TEXT FOR ANALYSIS:
◇ ◇ ◇ ◇

Figure 4. BIC enhances bursting behavior in networks of hippocampal neurons. (A) Dose-response curve for increasing concentrations of BIC (100 nM, 3 μ M, 30 μ M, 100 μ M, 500 μ M, 1 mM) was evaluated on a set of four experiments. The black line represents the mean response curve obtained by analyzing the changes in firing rate for the considered batch of experiments. The fitting of the dose-response curve by means of the Hill equation is the dotted red curve (R2 = 0.91). The EC50 value is reported in the text. (B) Raster plots showing 600 s of spontaneous (top) and pharmacologically induced (bottom) activity for a representative experiment. Drug concentration: 30 μM. (C–F) Bar graph for firing rate, bursting rate, burst duration and frequency intra burst during the basal phase (white bar) and during BIC treatment (gray bar). Statistics in (C–F) were performed using the Mann–Whitney U-test, *p < 0.05.
CBZ (N = 37 cultures) reduced the BIC-induced firing rate in a significant manner at high concentrations (i.e., 100 μM and 1 mM), as shown in the drug-response curve (Figure 5A). Bursting rate (Figure 5B) and burst duration (Figure 5C) followed a trend comparable to that of the firing rate, but the significant decrease was appreciated only at 1 mM. On the contrary, spike frequency intra burst (Figure 5D) showed a significant increase for low doses of the drug, and decreased abruptly for the highest concentration. For this experimental group, the percentage of active channels was in the range 98.11 and 97.22% (BIC alone and plus CBZ 100 nM) till 62% (CBZ 1 mM).

◇ ◇ ◇ ◇

RECORDS SHOWN:
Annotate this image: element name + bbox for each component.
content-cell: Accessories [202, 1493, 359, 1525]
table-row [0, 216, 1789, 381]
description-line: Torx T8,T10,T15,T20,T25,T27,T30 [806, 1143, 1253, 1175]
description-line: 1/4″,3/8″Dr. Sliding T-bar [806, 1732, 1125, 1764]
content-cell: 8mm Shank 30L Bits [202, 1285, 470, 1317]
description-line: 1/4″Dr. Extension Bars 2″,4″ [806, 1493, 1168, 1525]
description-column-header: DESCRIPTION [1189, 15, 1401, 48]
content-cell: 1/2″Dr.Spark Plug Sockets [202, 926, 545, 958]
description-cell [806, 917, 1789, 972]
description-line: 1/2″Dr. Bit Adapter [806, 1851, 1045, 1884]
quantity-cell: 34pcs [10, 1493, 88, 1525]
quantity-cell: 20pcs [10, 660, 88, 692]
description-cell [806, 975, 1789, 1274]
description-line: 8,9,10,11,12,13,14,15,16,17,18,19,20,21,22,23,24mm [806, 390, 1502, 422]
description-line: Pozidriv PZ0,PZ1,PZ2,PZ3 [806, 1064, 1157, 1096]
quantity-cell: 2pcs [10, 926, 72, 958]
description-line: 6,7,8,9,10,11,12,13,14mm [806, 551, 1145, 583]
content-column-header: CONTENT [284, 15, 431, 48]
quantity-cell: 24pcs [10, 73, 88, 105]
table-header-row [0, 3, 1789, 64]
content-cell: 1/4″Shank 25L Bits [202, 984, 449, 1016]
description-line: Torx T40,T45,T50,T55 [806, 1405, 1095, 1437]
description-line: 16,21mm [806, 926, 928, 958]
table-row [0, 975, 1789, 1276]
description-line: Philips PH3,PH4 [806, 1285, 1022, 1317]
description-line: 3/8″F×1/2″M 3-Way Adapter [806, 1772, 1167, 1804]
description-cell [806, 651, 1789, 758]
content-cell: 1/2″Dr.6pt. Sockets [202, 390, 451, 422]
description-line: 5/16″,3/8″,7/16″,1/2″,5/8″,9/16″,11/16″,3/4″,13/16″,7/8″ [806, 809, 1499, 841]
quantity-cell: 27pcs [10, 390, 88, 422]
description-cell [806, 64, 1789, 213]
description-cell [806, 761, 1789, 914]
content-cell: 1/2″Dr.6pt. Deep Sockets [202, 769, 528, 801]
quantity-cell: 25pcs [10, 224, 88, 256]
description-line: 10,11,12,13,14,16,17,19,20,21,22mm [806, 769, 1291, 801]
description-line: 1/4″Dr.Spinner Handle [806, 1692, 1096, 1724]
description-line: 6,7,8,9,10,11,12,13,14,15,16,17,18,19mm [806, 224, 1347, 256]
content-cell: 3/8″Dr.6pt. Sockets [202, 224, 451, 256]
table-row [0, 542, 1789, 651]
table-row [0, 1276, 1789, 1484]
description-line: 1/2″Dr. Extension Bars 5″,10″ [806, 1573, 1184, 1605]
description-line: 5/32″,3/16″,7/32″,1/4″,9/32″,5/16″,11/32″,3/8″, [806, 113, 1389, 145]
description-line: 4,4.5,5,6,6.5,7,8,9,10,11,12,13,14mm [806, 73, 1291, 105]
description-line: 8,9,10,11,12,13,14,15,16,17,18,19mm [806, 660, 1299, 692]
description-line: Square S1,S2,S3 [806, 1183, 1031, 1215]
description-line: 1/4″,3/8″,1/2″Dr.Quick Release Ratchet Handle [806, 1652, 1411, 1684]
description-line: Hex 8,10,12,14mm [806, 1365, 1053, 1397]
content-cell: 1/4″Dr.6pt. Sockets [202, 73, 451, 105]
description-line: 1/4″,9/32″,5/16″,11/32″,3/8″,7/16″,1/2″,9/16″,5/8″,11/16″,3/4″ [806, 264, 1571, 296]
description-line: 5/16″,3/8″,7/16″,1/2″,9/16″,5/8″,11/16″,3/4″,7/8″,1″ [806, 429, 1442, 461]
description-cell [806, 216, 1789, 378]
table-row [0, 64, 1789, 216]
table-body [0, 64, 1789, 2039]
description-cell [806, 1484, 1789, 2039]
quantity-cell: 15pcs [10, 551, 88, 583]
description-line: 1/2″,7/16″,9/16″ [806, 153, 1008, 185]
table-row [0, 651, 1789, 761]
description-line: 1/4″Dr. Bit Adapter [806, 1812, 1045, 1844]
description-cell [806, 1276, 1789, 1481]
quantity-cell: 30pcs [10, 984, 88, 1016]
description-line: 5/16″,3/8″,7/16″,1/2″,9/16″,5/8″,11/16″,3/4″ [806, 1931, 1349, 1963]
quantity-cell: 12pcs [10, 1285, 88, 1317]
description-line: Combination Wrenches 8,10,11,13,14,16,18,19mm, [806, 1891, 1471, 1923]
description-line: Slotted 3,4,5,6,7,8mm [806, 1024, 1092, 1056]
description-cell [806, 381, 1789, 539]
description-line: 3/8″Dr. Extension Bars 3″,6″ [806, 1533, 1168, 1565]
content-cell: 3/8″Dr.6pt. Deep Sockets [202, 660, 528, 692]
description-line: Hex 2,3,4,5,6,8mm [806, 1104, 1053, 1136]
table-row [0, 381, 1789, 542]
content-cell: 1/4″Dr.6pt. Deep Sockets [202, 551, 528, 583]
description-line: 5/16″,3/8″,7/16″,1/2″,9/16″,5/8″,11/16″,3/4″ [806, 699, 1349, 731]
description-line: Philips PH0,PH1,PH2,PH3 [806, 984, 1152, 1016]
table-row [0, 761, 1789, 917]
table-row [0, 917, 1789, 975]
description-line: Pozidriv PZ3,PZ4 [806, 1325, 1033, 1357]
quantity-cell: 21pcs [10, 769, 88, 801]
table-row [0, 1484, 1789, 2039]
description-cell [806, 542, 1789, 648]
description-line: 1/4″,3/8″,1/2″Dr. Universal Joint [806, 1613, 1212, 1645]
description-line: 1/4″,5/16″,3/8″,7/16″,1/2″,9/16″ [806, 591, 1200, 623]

◇ ◇ ◇ ◇

TASK DIRECTIONS:
Decide whether each statement below agrees with the BIC and CBZ text. Answer yes or no for each, and quote the words of the text that decide it.
(a) The Hill equation fit of the BIC dose-response curve had an R2 of 0.91.
(b) With CBZ, bursting rate already fell significantly at 100 μM.
(c) The raster plots in panel B cover 600 s of activity.

SOLUTION:
(a) Yes: "The fitting of the dose-response curve by means of the Hill equation is the dotted red curve (R2 = 0.91)."
(b) No: "but the significant decrease was appreciated only at 1 mM."
(c) Yes: "Raster plots showing 600 s of spontaneous (top) and pharmacologically induced (bottom) activity"